Written exercise:
Write out the whole listing exactly as it stands.

◇ ◇ ◇

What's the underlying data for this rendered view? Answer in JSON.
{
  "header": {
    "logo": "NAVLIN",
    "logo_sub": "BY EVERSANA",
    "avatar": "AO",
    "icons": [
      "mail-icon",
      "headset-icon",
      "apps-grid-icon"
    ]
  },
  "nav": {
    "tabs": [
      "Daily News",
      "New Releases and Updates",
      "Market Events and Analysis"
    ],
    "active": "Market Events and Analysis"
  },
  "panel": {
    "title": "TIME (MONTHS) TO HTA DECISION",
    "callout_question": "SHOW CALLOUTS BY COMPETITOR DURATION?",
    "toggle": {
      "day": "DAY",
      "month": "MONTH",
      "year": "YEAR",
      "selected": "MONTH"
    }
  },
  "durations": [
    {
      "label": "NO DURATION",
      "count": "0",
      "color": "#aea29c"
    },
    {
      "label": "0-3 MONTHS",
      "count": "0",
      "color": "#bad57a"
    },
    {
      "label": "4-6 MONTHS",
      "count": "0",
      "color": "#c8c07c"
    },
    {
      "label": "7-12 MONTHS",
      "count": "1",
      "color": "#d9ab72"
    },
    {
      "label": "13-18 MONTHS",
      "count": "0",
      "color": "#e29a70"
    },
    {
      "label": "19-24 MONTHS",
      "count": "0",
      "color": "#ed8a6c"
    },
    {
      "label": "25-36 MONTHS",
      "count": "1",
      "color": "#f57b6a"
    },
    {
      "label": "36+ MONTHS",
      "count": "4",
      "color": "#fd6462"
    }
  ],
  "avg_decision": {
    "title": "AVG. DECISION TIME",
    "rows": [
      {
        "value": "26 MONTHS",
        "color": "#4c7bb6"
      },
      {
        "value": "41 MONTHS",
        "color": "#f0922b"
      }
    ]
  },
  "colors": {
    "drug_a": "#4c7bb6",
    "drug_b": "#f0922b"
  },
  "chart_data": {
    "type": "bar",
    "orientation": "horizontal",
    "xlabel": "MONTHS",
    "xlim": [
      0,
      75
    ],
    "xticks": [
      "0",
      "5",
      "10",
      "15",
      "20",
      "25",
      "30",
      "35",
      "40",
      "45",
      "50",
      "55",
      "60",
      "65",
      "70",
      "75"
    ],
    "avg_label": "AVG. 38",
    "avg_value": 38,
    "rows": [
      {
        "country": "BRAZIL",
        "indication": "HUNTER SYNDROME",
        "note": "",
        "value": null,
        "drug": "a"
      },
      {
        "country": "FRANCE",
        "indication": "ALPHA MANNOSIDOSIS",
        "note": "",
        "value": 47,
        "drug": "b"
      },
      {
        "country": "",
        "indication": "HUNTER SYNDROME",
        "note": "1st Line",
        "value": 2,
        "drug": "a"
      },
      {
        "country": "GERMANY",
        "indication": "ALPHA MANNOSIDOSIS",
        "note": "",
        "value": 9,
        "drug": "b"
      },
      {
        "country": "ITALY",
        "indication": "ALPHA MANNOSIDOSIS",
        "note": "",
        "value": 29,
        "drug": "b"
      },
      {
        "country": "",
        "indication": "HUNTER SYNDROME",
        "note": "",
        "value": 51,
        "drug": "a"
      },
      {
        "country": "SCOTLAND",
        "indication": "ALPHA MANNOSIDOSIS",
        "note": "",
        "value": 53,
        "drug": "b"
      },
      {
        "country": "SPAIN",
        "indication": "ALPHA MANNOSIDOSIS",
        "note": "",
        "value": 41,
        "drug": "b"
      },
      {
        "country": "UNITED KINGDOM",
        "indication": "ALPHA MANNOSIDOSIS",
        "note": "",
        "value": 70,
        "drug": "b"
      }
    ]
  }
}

◇ ◇ ◇

Solution to the problem:
What's the underlying data for this rendered view? Answer in JSON.
{
  "header": {
    "logo": "NAVLIN",
    "logo_sub": "BY EVERSANA",
    "avatar": "AO",
    "icons": [
      "mail-icon",
      "headset-icon",
      "apps-grid-icon"
    ]
  },
  "nav": {
    "tabs": [
      "Daily News",
      "New Releases and Updates",
      "Market Events and Analysis"
    ],
    "active": "Market Events and Analysis"
  },
  "panel": {
    "title": "TIME (MONTHS) TO HTA DECISION",
    "callout_question": "SHOW CALLOUTS BY COMPETITOR DURATION?",
    "toggle": {
      "day": "DAY",
      "month": "MONTH",
      "year": "YEAR",
      "selected": "MONTH"
    }
  },
  "durations": [
    {
      "label": "NO DURATION",
      "count": "0",
      "color": "#aea29c"
    },
    {
      "label": "0-3 MONTHS",
      "count": "0",
      "color": "#bad57a"
    },
    {
      "label": "4-6 MONTHS",
      "count": "0",
      "color": "#c8c07c"
    },
    {
      "label": "7-12 MONTHS",
      "count": "1",
      "color": "#d9ab72"
    },
    {
      "label": "13-18 MONTHS",
      "count": "0",
      "color": "#e29a70"
    },
    {
      "label": "19-24 MONTHS",
      "count": "0",
      "color": "#ed8a6c"
    },
    {
      "label": "25-36 MONTHS",
      "count": "1",
      "color": "#f57b6a"
    },
    {
      "label": "36+ MONTHS",
      "count": "4",
      "color": "#fd6462"
    }
  ],
  "avg_decision": {
    "title": "AVG. DECISION TIME",
    "rows": [
      {
        "value": "26 MONTHS",
        "color": "#4c7bb6"
      },
      {
        "value": "41 MONTHS",
        "color": "#f0922b"
      }
    ]
  },
  "colors": {
    "drug_a": "#4c7bb6",
    "drug_b": "#f0922b"
  },
  "chart_data": {
    "type": "bar",
    "orientation": "horizontal",
    "xlabel": "MONTHS",
    "xlim": [
      0,
      75
    ],
    "xticks": [
      "0",
      "5",
      "10",
      "15",
      "20",
      "25",
      "30",
      "35",
      "40",
      "45",
      "50",
      "55",
      "60",
      "65",
      "70",
      "75"
    ],
    "avg_label": "AVG. 38",
    "avg_value": 38,
    "rows": [
      {
        "country": "BRAZIL",
        "indication": "HUNTER SYNDROME",
        "note": "",
        "value": null,
        "drug": "a"
      },
      {
        "country": "FRANCE",
        "indication": "ALPHA MANNOSIDOSIS",
        "note": "",
        "value": 47,
        "drug": "b"
      },
      {
        "country": "",
        "indication": "HUNTER SYNDROME",
        "note": "1st Line",
        "value": 2,
        "drug": "a"
      },
      {
        "country": "GERMANY",
        "indication": "ALPHA MANNOSIDOSIS",
        "note": "",
        "value": 9,
        "drug": "b"
      },
      {
        "country": "ITALY",
        "indication": "ALPHA MANNOSIDOSIS",
        "note": "",
        "value": 29,
        "drug": "b"
      },
      {
        "country": "",
        "indication": "HUNTER SYNDROME",
        "note": "",
        "value": 51,
        "drug": "a"
      },
      {
        "country": "SCOTLAND",
        "indication": "ALPHA MANNOSIDOSIS",
        "note": "",
        "value": 53,
        "drug": "b"
      },
      {
        "country": "SPAIN",
        "indication": "ALPHA MANNOSIDOSIS",
        "note": "",
        "value": 41,
        "drug": "b"
      },
      {
        "country": "UNITED KINGDOM",
        "indication": "ALPHA MANNOSIDOSIS",
        "note": "",
        "value": 70,
        "drug": "b"
      }
    ]
  }
}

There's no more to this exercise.